#### [Exercise details]
Set down each entry from the block beneath, exactly as written.

[start of Material for this exercise]

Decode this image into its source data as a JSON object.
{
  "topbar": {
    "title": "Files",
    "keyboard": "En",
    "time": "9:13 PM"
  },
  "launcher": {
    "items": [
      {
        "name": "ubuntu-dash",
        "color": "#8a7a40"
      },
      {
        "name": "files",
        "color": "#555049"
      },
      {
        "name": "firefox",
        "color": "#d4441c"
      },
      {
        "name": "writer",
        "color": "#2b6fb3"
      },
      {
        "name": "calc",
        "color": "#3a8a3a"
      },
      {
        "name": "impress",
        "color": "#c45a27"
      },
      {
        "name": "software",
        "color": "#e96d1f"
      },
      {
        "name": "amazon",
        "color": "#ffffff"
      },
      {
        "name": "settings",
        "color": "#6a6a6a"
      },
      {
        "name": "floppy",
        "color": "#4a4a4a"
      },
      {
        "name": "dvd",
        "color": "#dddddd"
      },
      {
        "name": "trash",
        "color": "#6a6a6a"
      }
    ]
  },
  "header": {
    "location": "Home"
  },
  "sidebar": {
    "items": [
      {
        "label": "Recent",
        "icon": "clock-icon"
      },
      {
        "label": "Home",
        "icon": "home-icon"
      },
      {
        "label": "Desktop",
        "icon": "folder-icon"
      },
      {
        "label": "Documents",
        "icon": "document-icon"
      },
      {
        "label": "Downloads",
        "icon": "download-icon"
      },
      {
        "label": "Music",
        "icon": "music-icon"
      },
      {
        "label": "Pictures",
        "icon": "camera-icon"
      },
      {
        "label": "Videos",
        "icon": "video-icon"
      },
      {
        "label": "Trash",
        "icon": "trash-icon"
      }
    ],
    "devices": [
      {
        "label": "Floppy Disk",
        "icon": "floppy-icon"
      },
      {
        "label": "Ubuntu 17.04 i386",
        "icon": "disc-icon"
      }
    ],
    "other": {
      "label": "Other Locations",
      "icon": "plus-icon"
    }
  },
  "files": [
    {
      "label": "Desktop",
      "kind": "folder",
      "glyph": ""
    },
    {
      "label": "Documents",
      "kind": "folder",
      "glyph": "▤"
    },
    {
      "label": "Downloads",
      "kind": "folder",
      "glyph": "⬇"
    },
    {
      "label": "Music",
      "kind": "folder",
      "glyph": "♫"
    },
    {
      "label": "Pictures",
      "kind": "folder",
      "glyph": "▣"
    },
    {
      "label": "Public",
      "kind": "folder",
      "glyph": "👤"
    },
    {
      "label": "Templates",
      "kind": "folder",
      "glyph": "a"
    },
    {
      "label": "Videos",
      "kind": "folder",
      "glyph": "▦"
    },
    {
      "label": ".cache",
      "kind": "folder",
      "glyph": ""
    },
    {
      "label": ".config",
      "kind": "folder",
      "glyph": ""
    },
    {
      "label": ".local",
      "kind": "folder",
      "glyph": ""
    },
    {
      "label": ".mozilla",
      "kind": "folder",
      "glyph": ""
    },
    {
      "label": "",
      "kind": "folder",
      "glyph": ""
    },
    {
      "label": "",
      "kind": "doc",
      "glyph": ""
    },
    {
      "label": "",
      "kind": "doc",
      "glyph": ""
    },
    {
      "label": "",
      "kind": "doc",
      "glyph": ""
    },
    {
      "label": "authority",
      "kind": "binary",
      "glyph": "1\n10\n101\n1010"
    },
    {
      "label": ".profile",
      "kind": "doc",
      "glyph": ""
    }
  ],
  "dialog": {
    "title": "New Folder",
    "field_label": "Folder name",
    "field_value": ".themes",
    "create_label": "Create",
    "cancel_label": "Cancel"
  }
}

[end of Material for this exercise]

#### [Worked solution]
Decode this image into its source data as a JSON object.
{
  "topbar": {
    "title": "Files",
    "keyboard": "En",
    "time": "9:13 PM"
  },
  "launcher": {
    "items": [
      {
        "name": "ubuntu-dash",
        "color": "#8a7a40"
      },
      {
        "name": "files",
        "color": "#555049"
      },
      {
        "name": "firefox",
        "color": "#d4441c"
      },
      {
        "name": "writer",
        "color": "#2b6fb3"
      },
      {
        "name": "calc",
        "color": "#3a8a3a"
      },
      {
        "name": "impress",
        "color": "#c45a27"
      },
      {
        "name": "software",
        "color": "#e96d1f"
      },
      {
        "name": "amazon",
        "color": "#ffffff"
      },
      {
        "name": "settings",
        "color": "#6a6a6a"
      },
      {
        "name": "floppy",
        "color": "#4a4a4a"
      },
      {
        "name": "dvd",
        "color": "#dddddd"
      },
      {
        "name": "trash",
        "color": "#6a6a6a"
      }
    ]
  },
  "header": {
    "location": "Home"
  },
  "sidebar": {
    "items": [
      {
        "label": "Recent",
        "icon": "clock-icon"
      },
      {
        "label": "Home",
        "icon": "home-icon"
      },
      {
        "label": "Desktop",
        "icon": "folder-icon"
      },
      {
        "label": "Documents",
        "icon": "document-icon"
      },
      {
        "label": "Downloads",
        "icon": "download-icon"
      },
      {
        "label": "Music",
        "icon": "music-icon"
      },
      {
        "label": "Pictures",
        "icon": "camera-icon"
      },
      {
        "label": "Videos",
        "icon": "video-icon"
      },
      {
        "label": "Trash",
        "icon": "trash-icon"
      }
    ],
    "devices": [
      {
        "label": "Floppy Disk",
        "icon": "floppy-icon"
      },
      {
        "label": "Ubuntu 17.04 i386",
        "icon": "disc-icon"
      }
    ],
    "other": {
      "label": "Other Locations",
      "icon": "plus-icon"
    }
  },
  "files": [
    {
      "label": "Desktop",
      "kind": "folder",
      "glyph": ""
    },
    {
      "label": "Documents",
      "kind": "folder",
      "glyph": "▤"
    },
    {
      "label": "Downloads",
      "kind": "folder",
      "glyph": "⬇"
    },
    {
      "label": "Music",
      "kind": "folder",
      "glyph": "♫"
    },
    {
      "label": "Pictures",
      "kind": "folder",
      "glyph": "▣"
    },
    {
      "label": "Public",
      "kind": "folder",
      "glyph": "👤"
    },
    {
      "label": "Templates",
      "kind": "folder",
      "glyph": "a"
    },
    {
      "label": "Videos",
      "kind": "folder",
      "glyph": "▦"
    },
    {
      "label": ".cache",
      "kind": "folder",
      "glyph": ""
    },
    {
      "label": ".config",
      "kind": "folder",
      "glyph": ""
    },
    {
      "label": ".local",
      "kind": "folder",
      "glyph": ""
    },
    {
      "label": ".mozilla",
      "kind": "folder",
      "glyph": ""
    },
    {
      "label": "",
      "kind": "folder",
      "glyph": ""
    },
    {
      "label": "",
      "kind": "doc",
      "glyph": ""
    },
    {
      "label": "",
      "kind": "doc",
      "glyph": ""
    },
    {
      "label": "",
      "kind": "doc",
      "glyph": ""
    },
    {
      "label": "authority",
      "kind": "binary",
      "glyph": "1\n10\n101\n1010"
    },
    {
      "label": ".profile",
      "kind": "doc",
      "glyph": ""
    }
  ],
  "dialog": {
    "title": "New Folder",
    "field_label": "Folder name",
    "field_value": ".themes",
    "create_label": "Create",
    "cancel_label": "Cancel"
  }
}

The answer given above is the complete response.